**Exercise objective:**
Copy all lines in which the word "ffffff" can be found.

**Input records:**

# # #

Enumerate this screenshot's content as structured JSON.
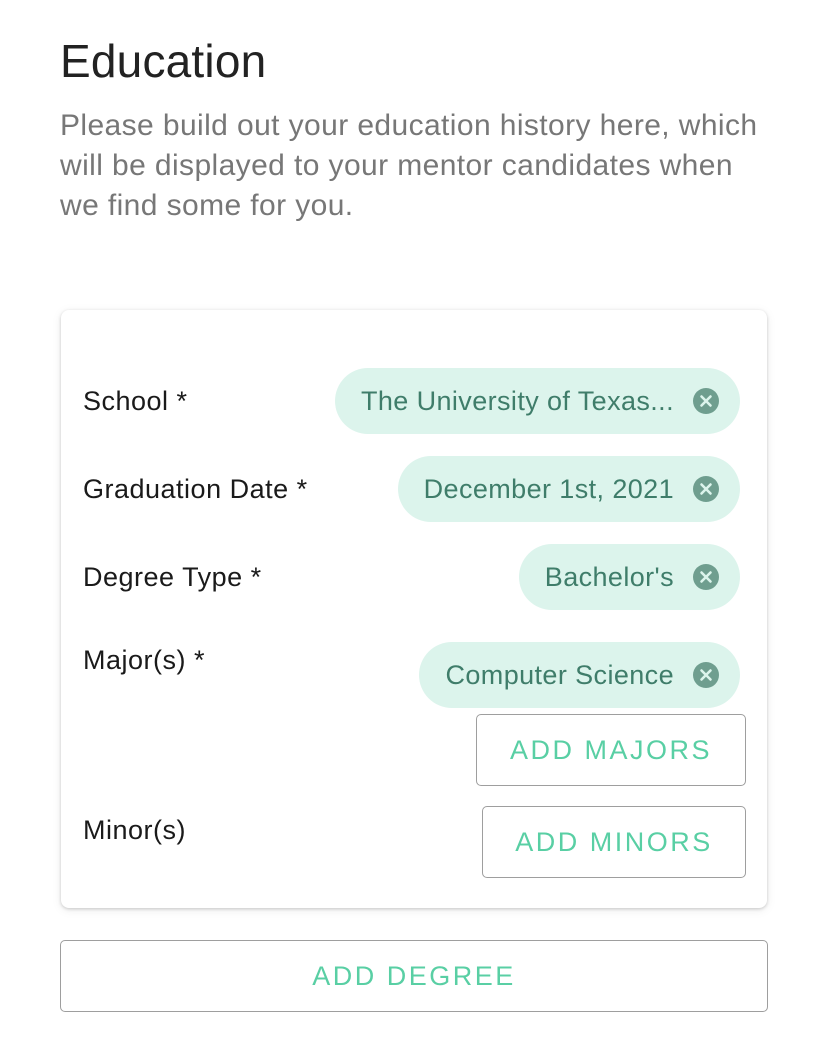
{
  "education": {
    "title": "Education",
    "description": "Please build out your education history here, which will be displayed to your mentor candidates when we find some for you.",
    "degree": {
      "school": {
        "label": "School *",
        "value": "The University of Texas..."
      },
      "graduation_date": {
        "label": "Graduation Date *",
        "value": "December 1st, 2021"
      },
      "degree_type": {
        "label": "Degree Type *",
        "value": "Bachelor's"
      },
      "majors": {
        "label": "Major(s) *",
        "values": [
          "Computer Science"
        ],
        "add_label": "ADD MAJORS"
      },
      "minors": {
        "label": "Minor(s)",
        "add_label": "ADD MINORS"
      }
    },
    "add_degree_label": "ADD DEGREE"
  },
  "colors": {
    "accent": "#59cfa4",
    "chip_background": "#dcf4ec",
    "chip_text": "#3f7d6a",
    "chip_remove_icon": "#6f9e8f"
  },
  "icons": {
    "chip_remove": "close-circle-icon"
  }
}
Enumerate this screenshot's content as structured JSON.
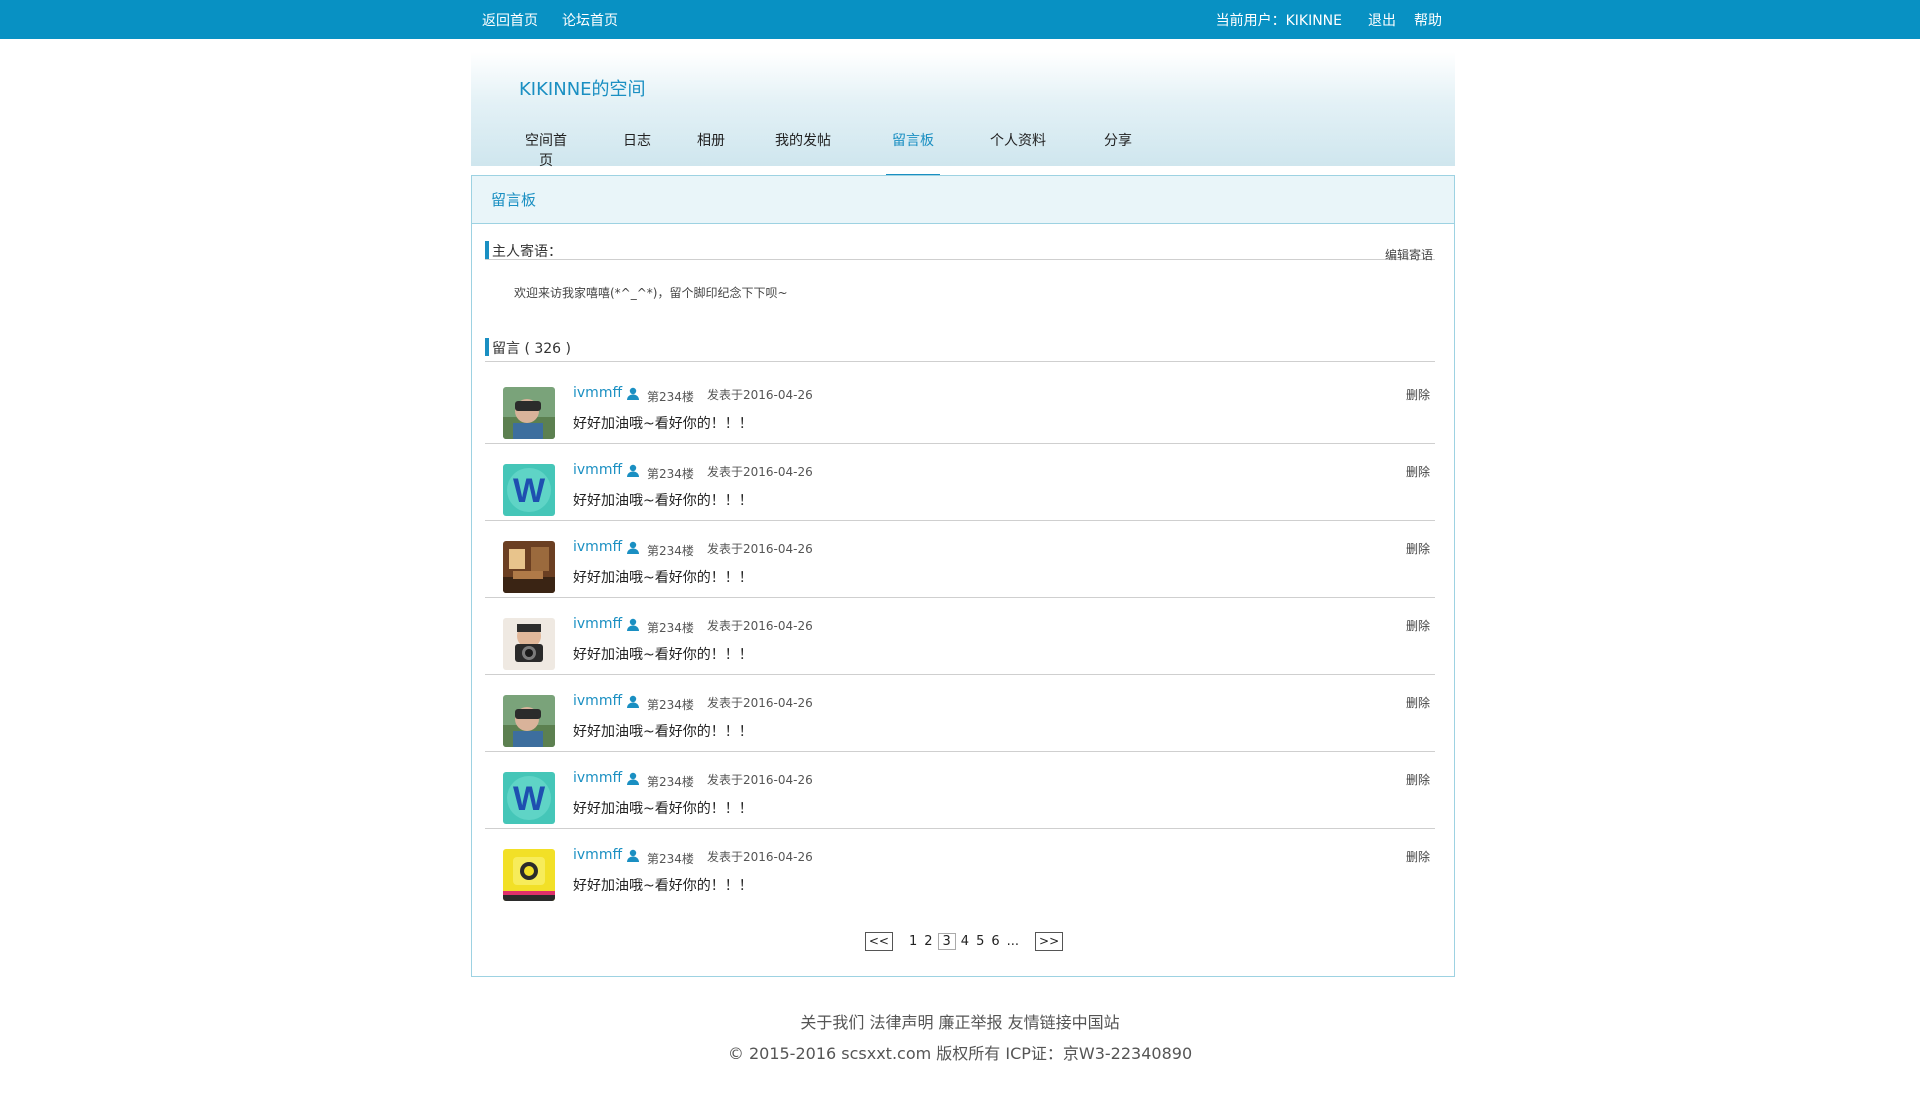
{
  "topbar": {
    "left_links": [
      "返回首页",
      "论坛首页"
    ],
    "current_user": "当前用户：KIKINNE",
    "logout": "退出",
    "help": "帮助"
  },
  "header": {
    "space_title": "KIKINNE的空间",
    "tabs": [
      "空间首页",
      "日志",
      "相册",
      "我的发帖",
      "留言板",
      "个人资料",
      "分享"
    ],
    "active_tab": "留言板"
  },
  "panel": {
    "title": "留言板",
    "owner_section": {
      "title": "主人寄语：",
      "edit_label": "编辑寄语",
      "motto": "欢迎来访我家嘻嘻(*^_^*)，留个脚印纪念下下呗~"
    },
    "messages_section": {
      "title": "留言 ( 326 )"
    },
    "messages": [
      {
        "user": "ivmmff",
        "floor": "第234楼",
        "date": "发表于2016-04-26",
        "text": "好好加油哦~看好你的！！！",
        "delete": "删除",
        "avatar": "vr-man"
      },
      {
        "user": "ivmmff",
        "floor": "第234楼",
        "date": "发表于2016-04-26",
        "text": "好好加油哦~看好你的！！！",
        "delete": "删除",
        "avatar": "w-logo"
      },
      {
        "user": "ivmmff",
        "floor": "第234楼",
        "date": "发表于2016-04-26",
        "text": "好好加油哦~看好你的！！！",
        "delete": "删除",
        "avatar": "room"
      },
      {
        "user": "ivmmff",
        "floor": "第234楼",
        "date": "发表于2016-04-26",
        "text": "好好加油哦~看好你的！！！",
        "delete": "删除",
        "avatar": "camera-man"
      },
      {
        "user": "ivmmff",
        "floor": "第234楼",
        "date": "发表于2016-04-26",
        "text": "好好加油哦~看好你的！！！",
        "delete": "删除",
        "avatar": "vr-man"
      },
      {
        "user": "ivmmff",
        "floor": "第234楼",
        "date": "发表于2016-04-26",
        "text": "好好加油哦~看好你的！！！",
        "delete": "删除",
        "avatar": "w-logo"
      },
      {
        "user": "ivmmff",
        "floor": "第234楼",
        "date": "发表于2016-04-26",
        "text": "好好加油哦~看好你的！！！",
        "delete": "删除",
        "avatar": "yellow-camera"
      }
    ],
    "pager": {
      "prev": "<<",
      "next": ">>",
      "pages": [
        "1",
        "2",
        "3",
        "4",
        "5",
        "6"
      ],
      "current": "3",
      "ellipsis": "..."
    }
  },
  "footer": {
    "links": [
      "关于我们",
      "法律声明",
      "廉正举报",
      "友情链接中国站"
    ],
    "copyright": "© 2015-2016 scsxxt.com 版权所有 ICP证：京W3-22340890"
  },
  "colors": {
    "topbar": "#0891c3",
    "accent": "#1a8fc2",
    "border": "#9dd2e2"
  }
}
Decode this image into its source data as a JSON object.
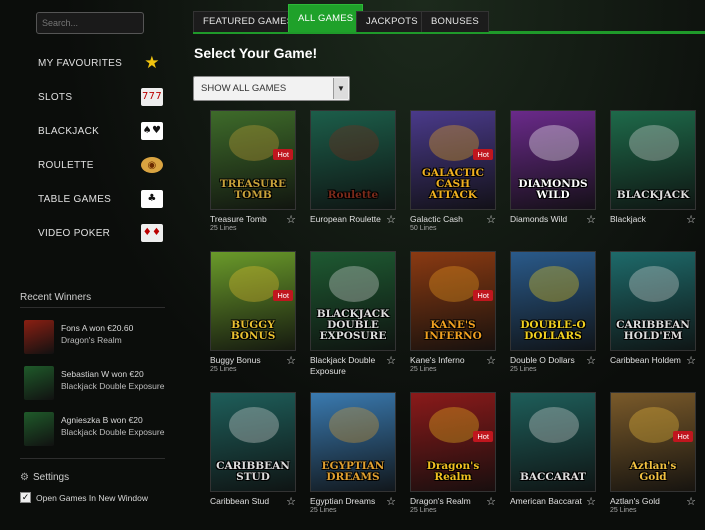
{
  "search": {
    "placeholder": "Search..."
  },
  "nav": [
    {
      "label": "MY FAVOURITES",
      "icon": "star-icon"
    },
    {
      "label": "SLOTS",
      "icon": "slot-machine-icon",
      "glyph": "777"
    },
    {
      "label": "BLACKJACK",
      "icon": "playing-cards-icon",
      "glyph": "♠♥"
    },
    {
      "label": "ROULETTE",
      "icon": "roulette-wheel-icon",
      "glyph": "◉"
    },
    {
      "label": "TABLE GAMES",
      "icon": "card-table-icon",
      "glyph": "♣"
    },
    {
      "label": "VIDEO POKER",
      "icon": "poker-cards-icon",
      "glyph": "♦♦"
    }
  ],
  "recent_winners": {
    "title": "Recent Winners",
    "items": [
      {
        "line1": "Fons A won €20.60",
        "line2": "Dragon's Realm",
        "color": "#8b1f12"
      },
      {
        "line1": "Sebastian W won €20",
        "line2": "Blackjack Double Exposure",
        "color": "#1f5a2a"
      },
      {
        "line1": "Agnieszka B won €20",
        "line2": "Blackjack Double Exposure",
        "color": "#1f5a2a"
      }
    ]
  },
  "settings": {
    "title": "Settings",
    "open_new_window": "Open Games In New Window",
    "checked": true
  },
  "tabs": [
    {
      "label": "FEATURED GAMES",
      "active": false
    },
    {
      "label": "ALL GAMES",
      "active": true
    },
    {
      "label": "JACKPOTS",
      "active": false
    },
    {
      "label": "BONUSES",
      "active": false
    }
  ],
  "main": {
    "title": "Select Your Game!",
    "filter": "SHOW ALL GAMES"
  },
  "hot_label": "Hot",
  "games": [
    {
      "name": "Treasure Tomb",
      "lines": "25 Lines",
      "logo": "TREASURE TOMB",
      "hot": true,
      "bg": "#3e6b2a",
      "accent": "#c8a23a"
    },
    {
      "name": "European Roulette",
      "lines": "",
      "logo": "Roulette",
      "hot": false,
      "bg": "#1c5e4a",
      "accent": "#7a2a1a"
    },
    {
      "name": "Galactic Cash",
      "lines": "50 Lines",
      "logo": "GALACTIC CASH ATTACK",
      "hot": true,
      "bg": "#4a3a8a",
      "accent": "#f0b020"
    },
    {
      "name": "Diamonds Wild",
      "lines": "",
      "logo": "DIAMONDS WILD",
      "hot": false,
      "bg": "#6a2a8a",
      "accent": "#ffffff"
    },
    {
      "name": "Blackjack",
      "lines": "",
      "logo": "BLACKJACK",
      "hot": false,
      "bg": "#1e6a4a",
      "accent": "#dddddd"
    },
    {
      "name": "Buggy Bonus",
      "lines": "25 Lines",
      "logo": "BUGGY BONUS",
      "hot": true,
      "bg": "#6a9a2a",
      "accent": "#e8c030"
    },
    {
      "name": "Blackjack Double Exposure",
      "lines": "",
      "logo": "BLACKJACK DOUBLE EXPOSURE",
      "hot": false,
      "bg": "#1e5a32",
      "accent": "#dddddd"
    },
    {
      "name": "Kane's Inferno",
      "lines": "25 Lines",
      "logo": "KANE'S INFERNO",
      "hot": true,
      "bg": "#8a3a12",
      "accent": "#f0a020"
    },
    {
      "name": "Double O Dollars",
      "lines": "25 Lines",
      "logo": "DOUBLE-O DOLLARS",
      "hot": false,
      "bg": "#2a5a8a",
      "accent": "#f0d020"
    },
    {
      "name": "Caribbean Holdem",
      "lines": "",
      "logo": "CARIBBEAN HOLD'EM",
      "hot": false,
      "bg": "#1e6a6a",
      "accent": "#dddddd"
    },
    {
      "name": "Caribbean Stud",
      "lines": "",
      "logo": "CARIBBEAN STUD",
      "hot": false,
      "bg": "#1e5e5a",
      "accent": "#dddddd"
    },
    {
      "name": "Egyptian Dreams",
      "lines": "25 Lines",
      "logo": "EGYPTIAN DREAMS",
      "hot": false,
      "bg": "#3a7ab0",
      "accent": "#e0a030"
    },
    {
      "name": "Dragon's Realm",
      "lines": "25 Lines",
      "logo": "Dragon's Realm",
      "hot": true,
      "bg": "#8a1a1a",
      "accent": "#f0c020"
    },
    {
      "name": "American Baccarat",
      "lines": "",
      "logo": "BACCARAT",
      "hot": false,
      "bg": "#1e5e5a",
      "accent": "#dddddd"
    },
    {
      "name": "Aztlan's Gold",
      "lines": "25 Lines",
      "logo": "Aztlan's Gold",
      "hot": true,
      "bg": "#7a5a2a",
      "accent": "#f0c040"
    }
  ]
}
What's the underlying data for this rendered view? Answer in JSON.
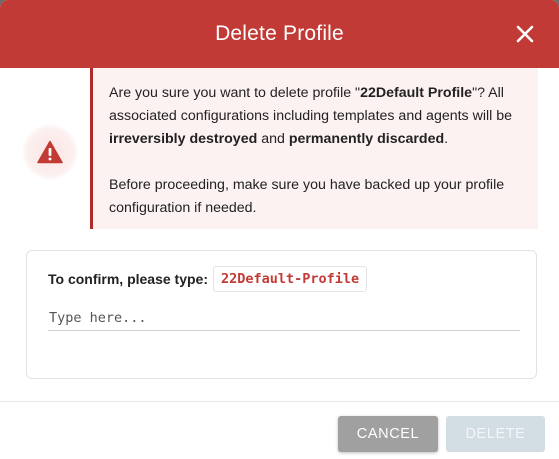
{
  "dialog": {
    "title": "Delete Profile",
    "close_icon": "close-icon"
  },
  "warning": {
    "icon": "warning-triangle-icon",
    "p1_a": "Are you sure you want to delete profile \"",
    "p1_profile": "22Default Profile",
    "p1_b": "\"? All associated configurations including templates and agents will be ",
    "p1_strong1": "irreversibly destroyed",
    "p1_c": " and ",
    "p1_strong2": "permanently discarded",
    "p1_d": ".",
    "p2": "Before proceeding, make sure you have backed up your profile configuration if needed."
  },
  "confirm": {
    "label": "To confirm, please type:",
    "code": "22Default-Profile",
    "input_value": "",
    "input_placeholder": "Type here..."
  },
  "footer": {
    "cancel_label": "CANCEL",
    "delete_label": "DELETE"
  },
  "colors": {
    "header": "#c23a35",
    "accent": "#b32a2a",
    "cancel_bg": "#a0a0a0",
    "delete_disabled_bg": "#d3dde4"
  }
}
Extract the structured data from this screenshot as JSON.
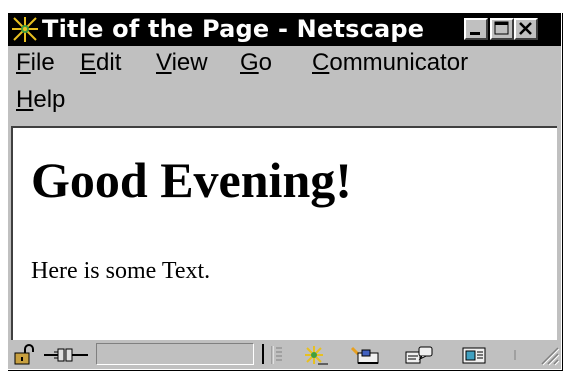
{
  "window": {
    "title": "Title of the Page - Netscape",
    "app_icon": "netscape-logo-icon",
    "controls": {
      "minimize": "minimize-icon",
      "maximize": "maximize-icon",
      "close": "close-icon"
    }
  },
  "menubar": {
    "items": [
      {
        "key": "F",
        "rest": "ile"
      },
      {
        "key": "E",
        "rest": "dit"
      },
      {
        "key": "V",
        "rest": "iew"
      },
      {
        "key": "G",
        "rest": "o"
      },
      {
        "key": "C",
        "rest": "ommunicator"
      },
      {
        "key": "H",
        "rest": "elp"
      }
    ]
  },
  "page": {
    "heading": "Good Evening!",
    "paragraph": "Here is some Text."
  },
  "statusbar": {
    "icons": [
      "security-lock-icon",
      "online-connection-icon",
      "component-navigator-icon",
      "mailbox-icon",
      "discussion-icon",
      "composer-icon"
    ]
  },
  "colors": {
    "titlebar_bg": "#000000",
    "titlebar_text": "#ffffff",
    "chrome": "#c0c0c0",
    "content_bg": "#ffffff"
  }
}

# # #

**Answer to this task:**
      "accent": "#ffffff"
    "titlebar_text": "#ffffff",
    "content_bg": "#ffffff"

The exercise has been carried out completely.